== YOUR INSTRUCTIONS ==
Output the records. Match them exactly.

Records contained in a dataset:
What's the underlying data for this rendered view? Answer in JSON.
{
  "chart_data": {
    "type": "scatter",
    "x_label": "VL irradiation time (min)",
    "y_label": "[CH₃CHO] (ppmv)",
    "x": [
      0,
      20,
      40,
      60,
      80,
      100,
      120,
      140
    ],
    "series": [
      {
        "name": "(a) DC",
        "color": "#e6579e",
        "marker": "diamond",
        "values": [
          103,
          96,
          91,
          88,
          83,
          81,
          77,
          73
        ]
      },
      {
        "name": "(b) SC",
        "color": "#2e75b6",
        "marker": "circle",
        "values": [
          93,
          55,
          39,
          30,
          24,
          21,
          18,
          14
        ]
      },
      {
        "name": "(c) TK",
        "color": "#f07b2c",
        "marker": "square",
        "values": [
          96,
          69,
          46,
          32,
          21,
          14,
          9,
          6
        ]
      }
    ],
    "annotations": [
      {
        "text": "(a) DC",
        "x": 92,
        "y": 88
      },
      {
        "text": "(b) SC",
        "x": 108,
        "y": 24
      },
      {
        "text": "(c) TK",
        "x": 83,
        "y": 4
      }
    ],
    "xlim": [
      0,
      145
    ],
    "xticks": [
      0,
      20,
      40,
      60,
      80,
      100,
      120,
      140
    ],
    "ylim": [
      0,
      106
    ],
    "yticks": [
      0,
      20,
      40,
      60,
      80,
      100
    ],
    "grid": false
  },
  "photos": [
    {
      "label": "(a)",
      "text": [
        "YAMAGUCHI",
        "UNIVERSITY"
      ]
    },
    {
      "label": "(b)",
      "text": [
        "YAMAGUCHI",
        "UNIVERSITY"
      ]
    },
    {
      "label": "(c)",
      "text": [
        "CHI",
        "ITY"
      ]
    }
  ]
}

== WRITTEN RESPONSE ==
What's the underlying data for this rendered view? Answer in JSON.
{
  "chart_data": {
    "type": "scatter",
    "x_label": "VL irradiation time (min)",
    "y_label": "[CH₃CHO] (ppmv)",
    "x": [
      0,
      20,
      40,
      60,
      80,
      100,
      120,
      140
    ],
    "series": [
      {
        "name": "(a) DC",
        "color": "#e6579e",
        "marker": "diamond",
        "values": [
          103,
          96,
          91,
          88,
          83,
          81,
          77,
          73
        ]
      },
      {
        "name": "(b) SC",
        "color": "#2e75b6",
        "marker": "circle",
        "values": [
          93,
          55,
          39,
          30,
          24,
          21,
          18,
          14
        ]
      },
      {
        "name": "(c) TK",
        "color": "#f07b2c",
        "marker": "square",
        "values": [
          96,
          69,
          46,
          32,
          21,
          14,
          9,
          6
        ]
      }
    ],
    "annotations": [
      {
        "text": "(a) DC",
        "x": 92,
        "y": 88
      },
      {
        "text": "(b) SC",
        "x": 108,
        "y": 24
      },
      {
        "text": "(c) TK",
        "x": 83,
        "y": 4
      }
    ],
    "xlim": [
      0,
      145
    ],
    "xticks": [
      0,
      20,
      40,
      60,
      80,
      100,
      120,
      140
    ],
    "ylim": [
      0,
      106
    ],
    "yticks": [
      0,
      20,
      40,
      60,
      80,
      100
    ],
    "grid": false
  },
  "photos": [
    {
      "label": "(a)",
      "text": [
        "YAMAGUCHI",
        "UNIVERSITY"
      ]
    },
    {
      "label": "(b)",
      "text": [
        "YAMAGUCHI",
        "UNIVERSITY"
      ]
    },
    {
      "label": "(c)",
      "text": [
        "CHI",
        "ITY"
      ]
    }
  ]
}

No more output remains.